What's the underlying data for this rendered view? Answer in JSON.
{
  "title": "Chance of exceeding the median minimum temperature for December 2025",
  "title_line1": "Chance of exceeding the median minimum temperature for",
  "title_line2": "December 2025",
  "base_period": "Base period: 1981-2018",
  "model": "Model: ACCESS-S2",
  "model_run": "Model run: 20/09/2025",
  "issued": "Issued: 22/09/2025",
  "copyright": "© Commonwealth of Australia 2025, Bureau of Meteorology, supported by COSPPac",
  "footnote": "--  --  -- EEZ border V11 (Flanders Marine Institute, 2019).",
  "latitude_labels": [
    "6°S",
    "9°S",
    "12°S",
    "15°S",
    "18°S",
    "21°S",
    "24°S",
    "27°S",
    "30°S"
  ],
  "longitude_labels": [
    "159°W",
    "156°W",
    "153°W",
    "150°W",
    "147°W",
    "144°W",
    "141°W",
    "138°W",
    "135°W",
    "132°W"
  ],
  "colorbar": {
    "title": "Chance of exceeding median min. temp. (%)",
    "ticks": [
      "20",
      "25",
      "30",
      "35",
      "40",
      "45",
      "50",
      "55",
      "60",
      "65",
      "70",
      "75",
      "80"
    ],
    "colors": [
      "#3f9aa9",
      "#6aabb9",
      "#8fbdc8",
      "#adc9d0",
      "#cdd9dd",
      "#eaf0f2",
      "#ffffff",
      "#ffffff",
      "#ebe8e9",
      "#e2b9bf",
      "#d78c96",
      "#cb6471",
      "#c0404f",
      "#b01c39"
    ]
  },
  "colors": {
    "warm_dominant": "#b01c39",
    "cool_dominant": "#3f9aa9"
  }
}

* * * * * * *

» **Goal**:
Read through the entries and copy every line that includes "median".

» **Task output**:
  "title": "Chance of exceeding the median minimum temperature for December 2025",
  "title_line1": "Chance of exceeding the median minimum temperature for",
    "title": "Chance of exceeding median min. temp. (%)",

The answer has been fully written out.